>> Start

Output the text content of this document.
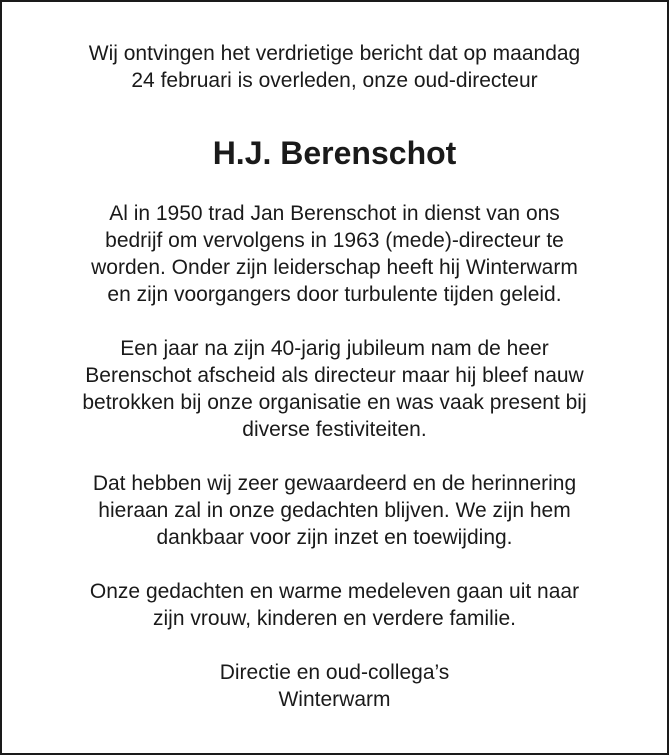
Wij ontvingen het verdrietige bericht dat op maandag
24 februari is overleden, onze oud-directeur

H.J. Berenschot

Al in 1950 trad Jan Berenschot in dienst van ons
bedrijf om vervolgens in 1963 (mede)-directeur te
worden. Onder zijn leiderschap heeft hij Winterwarm
en zijn voorgangers door turbulente tijden geleid.

Een jaar na zijn 40-jarig jubileum nam de heer
Berenschot afscheid als directeur maar hij bleef nauw
betrokken bij onze organisatie en was vaak present bij
diverse festiviteiten.

Dat hebben wij zeer gewaardeerd en de herinnering
hieraan zal in onze gedachten blijven. We zijn hem
dankbaar voor zijn inzet en toewijding.

Onze gedachten en warme medeleven gaan uit naar
zijn vrouw, kinderen en verdere familie.

Directie en oud-collega’s
Winterwarm
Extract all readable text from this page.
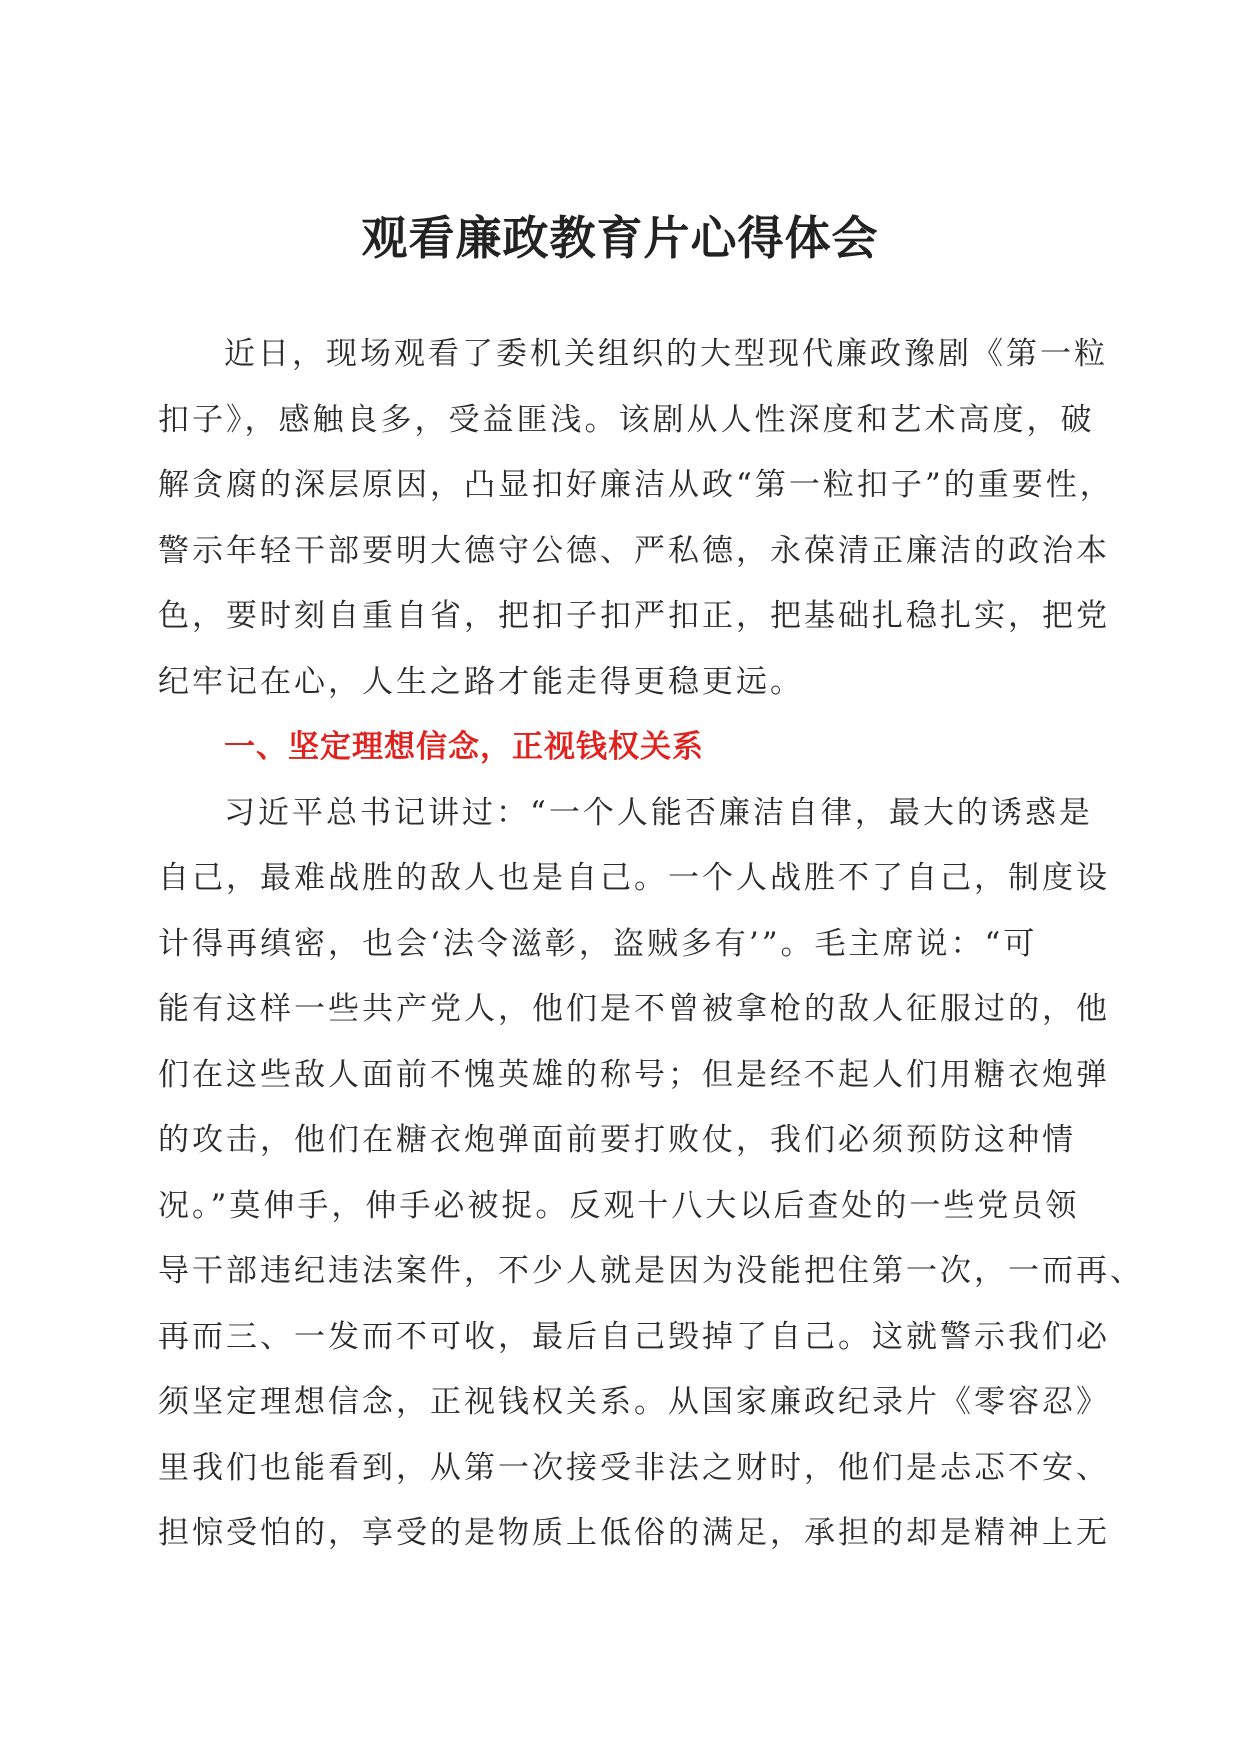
观看廉政教育片心得体会
近日，现场观看了委机关组织的大型现代廉政豫剧《第一粒
扣子》，感触良多，受益匪浅。该剧从人性深度和艺术高度，破
解贪腐的深层原因，凸显扣好廉洁从政“第一粒扣子”的重要性，
警示年轻干部要明大德守公德、严私德，永葆清正廉洁的政治本
色，要时刻自重自省，把扣子扣严扣正，把基础扎稳扎实，把党
纪牢记在心，人生之路才能走得更稳更远。
一、坚定理想信念，正视钱权关系
习近平总书记讲过：“一个人能否廉洁自律，最大的诱惑是
自己，最难战胜的敌人也是自己。一个人战胜不了自己，制度设
计得再缜密，也会‘法令滋彰，盗贼多有’”。毛主席说：“可
能有这样一些共产党人，他们是不曾被拿枪的敌人征服过的，他
们在这些敌人面前不愧英雄的称号；但是经不起人们用糖衣炮弹
的攻击，他们在糖衣炮弹面前要打败仗，我们必须预防这种情
况。”莫伸手，伸手必被捉。反观十八大以后查处的一些党员领
导干部违纪违法案件，不少人就是因为没能把住第一次，一而再、
再而三、一发而不可收，最后自己毁掉了自己。这就警示我们必
须坚定理想信念，正视钱权关系。从国家廉政纪录片《零容忍》
里我们也能看到，从第一次接受非法之财时，他们是忐忑不安、
担惊受怕的，享受的是物质上低俗的满足，承担的却是精神上无
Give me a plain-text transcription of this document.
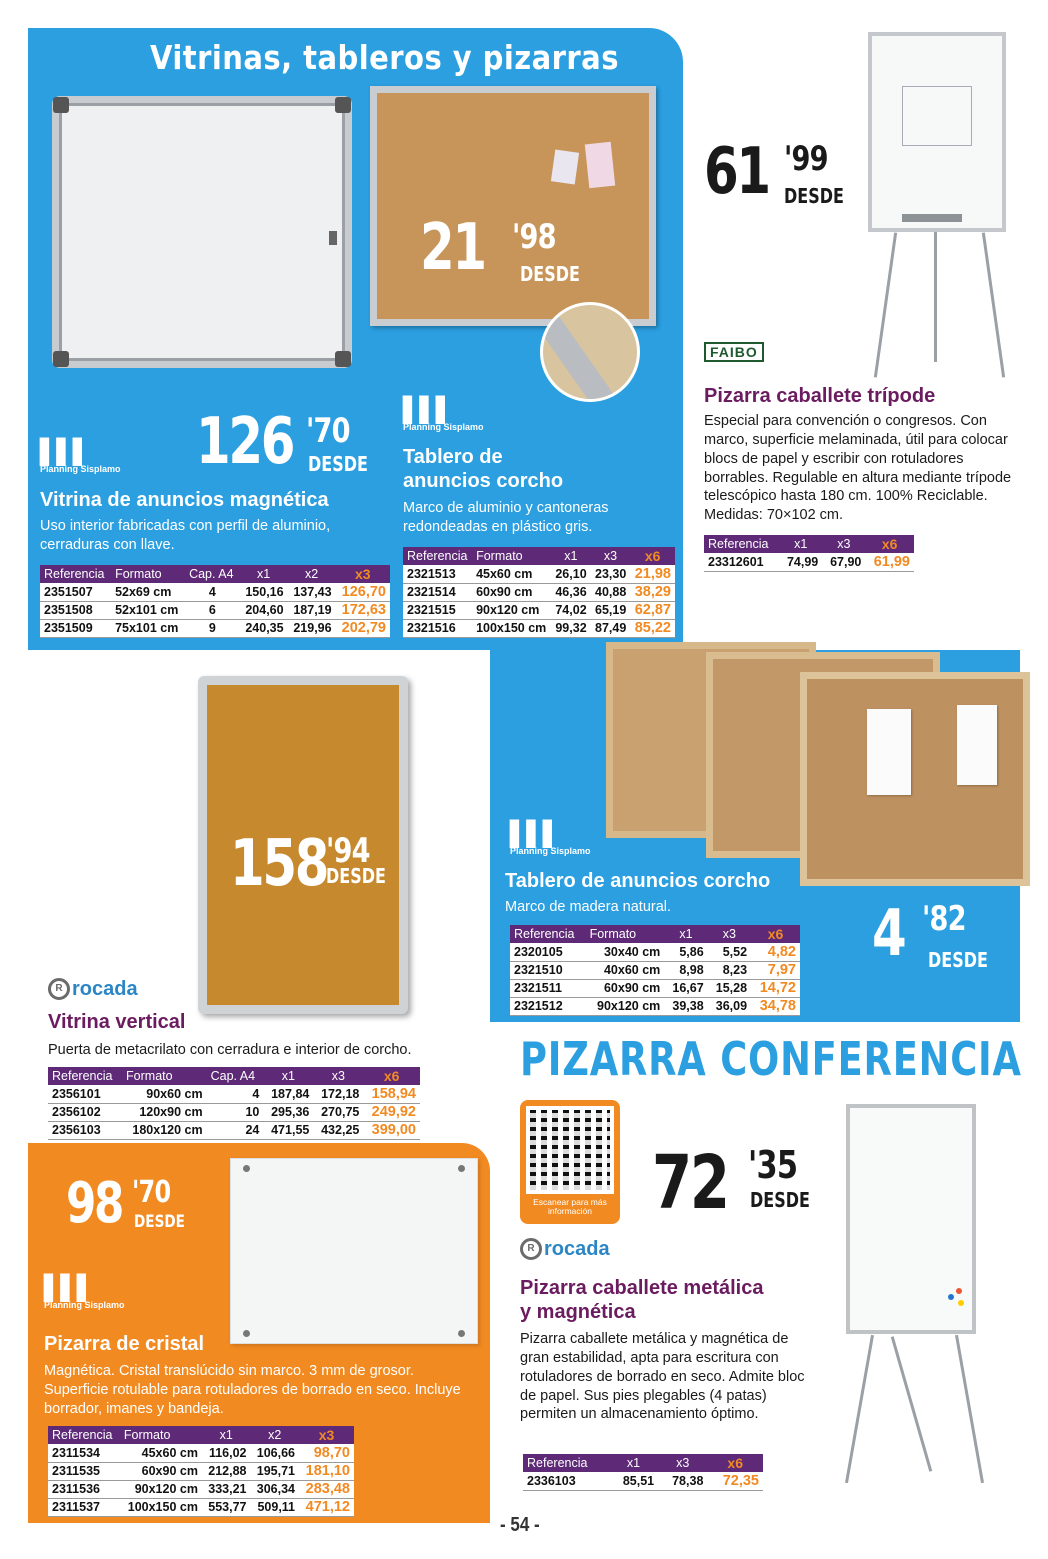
Vitrinas, tableros y pizarras
21 '98
DESDE
▌▌▌
Planning Sisplamo 126 '70
DESDE
Vitrina de anuncios magnética
Uso interior fabricadas con perfil de aluminio, cerraduras con llave.
Referencia	Formato	Cap. A4	x1	x2	x3
2351507	52x69 cm	4	150,16	137,43	126,70
2351508	52x101 cm	6	204,60	187,19	172,63
2351509	75x101 cm	9	240,35	219,96	202,79
▌▌▌
Planning Sisplamo
Tablero de
anuncios corcho
Marco de aluminio y cantoneras redondeadas en plástico gris.
Referencia	Formato	x1	x3	x6
2321513	45x60 cm	26,10	23,30	21,98
2321514	60x90 cm	46,36	40,88	38,29
2321515	90x120 cm	74,02	65,19	62,87
2321516	100x150 cm	99,32	87,49	85,22
61 '99
DESDE
FAIBO
Pizarra caballete trípode
Especial para convención o congresos. Con marco, superficie melaminada, útil para colocar blocs de papel y escribir con rotuladores borrables. Regulable en altura mediante trípode telescópico hasta 180 cm. 100% Reciclable. Medidas: 70×102 cm.
Referencia	x1	x3	x6
23312601	74,99	67,90	61,99
158
'94
DESDE
R rocada
Vitrina vertical
Puerta de metacrilato con cerradura e interior de corcho.
Referencia	Formato	Cap. A4	x1	x3	x6
2356101	90x60 cm	4	187,84	172,18	158,94
2356102	120x90 cm	10	295,36	270,75	249,92
2356103	180x120 cm	24	471,55	432,25	399,00
▌▌▌
Planning Sisplamo
Tablero de anuncios corcho
Marco de madera natural.
Referencia	Formato	x1	x3	x6
2320105	30x40 cm	5,86	5,52	4,82
2321510	40x60 cm	8,98	8,23	7,97
2321511	60x90 cm	16,67	15,28	14,72
2321512	90x120 cm	39,38	36,09	34,78
4 '82
DESDE
PIZARRA CONFERENCIA
Escanear para más información 72 '35
DESDE
R rocada
Pizarra caballete metálica
y magnética
Pizarra caballete metálica y magnética de gran estabilidad, apta para escritura con rotuladores de borrado en seco. Admite bloc de papel. Sus pies plegables (4 patas) permiten un almacenamiento óptimo.
Referencia	x1	x3	x6
2336103	85,51	78,38	72,35
98 '70
DESDE
▌▌▌
Planning Sisplamo
Pizarra de cristal
Magnética. Cristal translúcido sin marco. 3 mm de grosor. Superficie rotulable para rotuladores de borrado en seco. Incluye borrador, imanes y bandeja.
Referencia	Formato	x1	x2	x3
2311534	45x60 cm	116,02	106,66	98,70
2311535	60x90 cm	212,88	195,71	181,10
2311536	90x120 cm	333,21	306,34	283,48
2311537	100x150 cm	553,77	509,11	471,12
- 54 -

>> End

* [Challenge]:
Report the number of lines holding the string "papel", without any other words.

* [Written solution]:
2